* Instructions to follow
Copy every line of the records below where the word "apenas" occurs.

************

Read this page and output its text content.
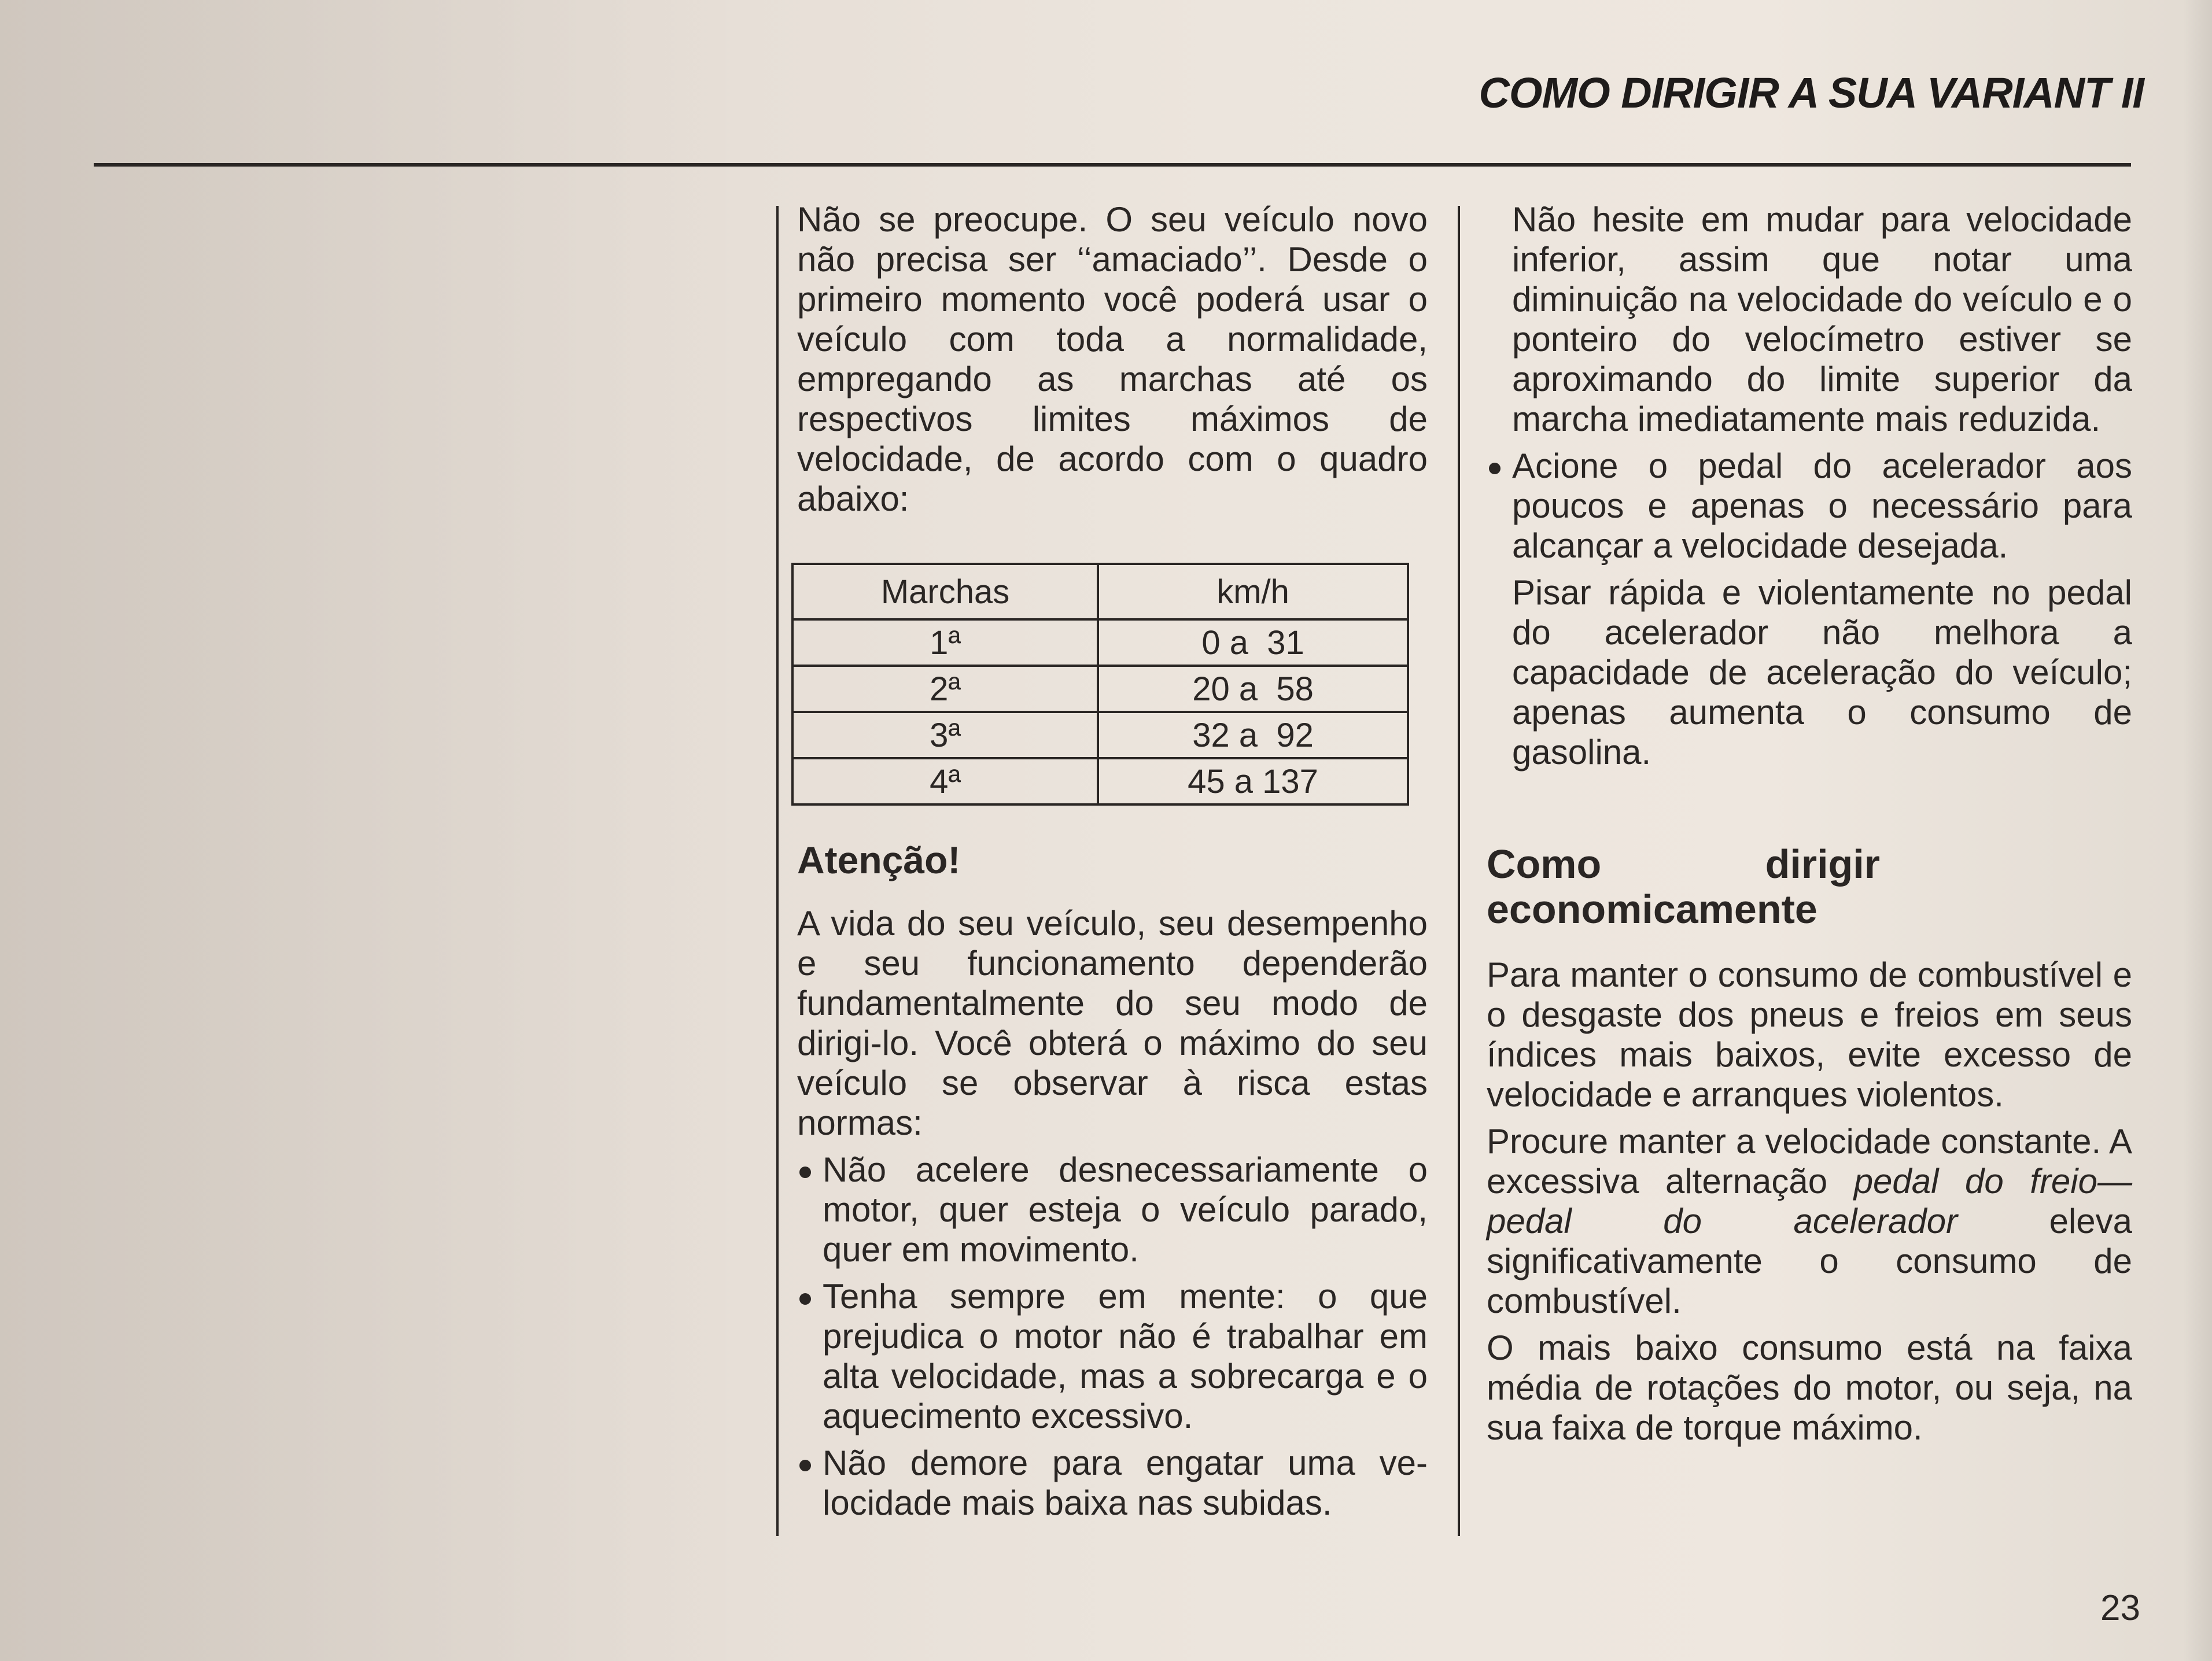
COMO DIRIGIR A SUA VARIANT II

Não se preocupe. O seu veículo novo não precisa ser ‘‘amaciado’’. Desde o primeiro momento você poderá usar o veículo com toda a normalidade, empregando as marchas até os respectivos limites máximos de velocidade, de acordo com o quadro abaixo:

Marchas	km/h
1ª	0 a  31
2ª	20 a  58
3ª	32 a  92
4ª	45 a 137
Atenção!

A vida do seu veículo, seu desempenho e seu funcionamento dependerão fundamentalmente do seu modo de dirigi-lo. Você obterá o máximo do seu veículo se observar à risca estas normas:

Não acelere desnecessariamente o motor, quer esteja o veículo parado, quer em movimento.
Tenha sempre em mente: o que prejudica o motor não é trabalhar em alta velocidade, mas a sobrecarga e o aquecimento excessivo.
Não demore para engatar uma velocidade mais baixa nas subidas.

Não hesite em mudar para velocidade inferior, assim que notar uma diminuição na velocidade do veículo e o ponteiro do velocímetro estiver se aproximando do limite superior da marcha imediatamente mais reduzida.

Acione o pedal do acelerador aos poucos e apenas o necessário para alcançar a velocidade desejada.

Pisar rápida e violentamente no pedal do acelerador não melhora a capacidade de aceleração do veículo; apenas aumenta o consumo de gasolina.

Como dirigir economicamente

Para manter o consumo de combustível e o desgaste dos pneus e freios em seus índices mais baixos, evite excesso de velocidade e arranques violentos.

Procure manter a velocidade constante. A excessiva alternação pedal do freio—pedal do acelerador eleva significativamente o consumo de combustível.

O mais baixo consumo está na faixa média de rotações do motor, ou seja, na sua faixa de torque máximo.

23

************

* Full response
Acione o pedal do acelerador aos poucos e apenas o necessário para alcançar a velocidade desejada.
Pisar rápida e violentamente no pedal do acelerador não melhora a capacidade de aceleração do veículo; apenas aumenta o consumo de gasolina.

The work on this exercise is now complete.